Given instruction:
Return all lines in the material below that contain "text".

## start Data lines

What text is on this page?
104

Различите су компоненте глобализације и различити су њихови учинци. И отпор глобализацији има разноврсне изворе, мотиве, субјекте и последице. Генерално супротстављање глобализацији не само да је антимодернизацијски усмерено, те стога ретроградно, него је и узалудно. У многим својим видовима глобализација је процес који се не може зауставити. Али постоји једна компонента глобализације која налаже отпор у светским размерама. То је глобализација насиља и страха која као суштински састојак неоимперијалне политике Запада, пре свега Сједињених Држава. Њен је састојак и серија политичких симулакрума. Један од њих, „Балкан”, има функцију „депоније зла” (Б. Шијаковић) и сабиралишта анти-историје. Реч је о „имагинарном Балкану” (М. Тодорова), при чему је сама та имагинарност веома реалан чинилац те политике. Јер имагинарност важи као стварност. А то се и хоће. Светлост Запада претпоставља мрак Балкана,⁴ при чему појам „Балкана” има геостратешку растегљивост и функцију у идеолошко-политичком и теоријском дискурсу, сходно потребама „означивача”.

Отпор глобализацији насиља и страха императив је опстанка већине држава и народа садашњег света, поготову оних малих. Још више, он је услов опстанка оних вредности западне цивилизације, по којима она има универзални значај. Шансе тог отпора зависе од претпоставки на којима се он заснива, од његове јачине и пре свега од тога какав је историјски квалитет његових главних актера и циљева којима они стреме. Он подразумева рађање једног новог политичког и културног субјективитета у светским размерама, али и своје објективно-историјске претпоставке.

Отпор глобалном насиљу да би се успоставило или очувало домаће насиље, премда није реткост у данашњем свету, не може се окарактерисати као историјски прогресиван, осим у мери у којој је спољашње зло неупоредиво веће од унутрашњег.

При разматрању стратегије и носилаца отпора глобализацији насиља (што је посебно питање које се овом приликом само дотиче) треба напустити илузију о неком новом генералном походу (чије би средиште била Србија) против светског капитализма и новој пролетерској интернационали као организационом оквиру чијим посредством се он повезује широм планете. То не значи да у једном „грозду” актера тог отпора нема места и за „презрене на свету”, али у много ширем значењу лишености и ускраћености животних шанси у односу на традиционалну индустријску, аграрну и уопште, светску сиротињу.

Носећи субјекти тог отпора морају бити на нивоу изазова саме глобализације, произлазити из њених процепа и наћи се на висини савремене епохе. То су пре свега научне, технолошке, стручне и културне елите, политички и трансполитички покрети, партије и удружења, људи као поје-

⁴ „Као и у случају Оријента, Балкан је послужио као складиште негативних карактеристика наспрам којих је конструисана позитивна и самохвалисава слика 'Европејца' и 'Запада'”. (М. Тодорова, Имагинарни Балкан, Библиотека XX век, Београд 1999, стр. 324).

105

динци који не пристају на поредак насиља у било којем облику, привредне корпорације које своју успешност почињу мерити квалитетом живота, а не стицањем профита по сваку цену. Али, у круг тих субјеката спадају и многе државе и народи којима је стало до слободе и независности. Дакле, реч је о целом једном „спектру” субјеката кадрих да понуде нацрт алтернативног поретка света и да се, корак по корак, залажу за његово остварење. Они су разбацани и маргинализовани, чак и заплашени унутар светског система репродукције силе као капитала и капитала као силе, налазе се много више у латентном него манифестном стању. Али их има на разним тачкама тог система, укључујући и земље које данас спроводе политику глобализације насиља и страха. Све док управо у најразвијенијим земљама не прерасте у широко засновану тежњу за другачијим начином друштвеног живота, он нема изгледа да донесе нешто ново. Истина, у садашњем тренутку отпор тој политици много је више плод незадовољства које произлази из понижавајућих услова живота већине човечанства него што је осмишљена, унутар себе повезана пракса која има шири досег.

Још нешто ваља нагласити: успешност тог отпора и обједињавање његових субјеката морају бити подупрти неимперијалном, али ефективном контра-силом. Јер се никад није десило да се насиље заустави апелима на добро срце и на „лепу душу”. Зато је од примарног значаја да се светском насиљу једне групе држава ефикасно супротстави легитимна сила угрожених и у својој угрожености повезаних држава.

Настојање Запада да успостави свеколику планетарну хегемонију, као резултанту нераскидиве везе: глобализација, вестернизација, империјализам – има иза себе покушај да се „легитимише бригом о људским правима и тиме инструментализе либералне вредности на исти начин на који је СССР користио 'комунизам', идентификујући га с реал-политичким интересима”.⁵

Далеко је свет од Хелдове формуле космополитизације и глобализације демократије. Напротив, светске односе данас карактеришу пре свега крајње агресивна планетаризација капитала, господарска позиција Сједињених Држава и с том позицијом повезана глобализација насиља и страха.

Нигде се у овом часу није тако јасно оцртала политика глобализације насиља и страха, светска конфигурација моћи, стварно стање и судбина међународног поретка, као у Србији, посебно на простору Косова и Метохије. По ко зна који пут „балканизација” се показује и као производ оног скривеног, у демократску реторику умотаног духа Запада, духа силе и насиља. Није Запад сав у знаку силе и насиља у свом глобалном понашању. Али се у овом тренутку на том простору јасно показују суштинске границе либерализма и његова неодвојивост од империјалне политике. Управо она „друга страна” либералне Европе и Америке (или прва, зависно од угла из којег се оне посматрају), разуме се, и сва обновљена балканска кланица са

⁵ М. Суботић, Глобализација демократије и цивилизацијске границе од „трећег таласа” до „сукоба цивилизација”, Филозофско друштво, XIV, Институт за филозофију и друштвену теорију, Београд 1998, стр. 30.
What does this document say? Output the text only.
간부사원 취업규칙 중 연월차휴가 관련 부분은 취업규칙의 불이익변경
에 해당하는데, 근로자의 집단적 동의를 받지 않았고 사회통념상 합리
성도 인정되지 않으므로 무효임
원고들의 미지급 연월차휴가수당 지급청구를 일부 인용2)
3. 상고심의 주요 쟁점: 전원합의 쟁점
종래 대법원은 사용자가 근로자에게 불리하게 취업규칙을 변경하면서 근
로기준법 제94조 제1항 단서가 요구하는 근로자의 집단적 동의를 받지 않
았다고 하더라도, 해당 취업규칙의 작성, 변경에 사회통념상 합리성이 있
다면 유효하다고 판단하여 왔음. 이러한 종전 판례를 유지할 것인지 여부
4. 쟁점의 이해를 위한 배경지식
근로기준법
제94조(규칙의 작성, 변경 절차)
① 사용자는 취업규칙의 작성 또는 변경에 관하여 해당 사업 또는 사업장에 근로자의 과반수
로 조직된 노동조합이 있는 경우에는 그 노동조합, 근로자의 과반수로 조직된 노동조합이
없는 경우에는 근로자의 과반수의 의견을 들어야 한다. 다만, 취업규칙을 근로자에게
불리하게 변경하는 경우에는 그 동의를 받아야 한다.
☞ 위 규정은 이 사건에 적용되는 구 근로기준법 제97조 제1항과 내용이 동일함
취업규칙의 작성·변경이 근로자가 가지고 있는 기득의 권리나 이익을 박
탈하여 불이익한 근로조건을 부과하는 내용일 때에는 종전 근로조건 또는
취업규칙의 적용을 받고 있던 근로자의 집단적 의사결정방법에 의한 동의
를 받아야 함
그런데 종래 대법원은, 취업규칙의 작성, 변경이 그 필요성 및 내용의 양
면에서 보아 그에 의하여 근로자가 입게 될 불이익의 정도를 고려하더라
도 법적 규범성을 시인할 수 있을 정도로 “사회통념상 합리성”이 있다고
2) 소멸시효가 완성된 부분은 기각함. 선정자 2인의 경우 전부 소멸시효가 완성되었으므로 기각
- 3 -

## end Data lines

Finished answer:
What text is on this page?
What does this document say? Output the text only.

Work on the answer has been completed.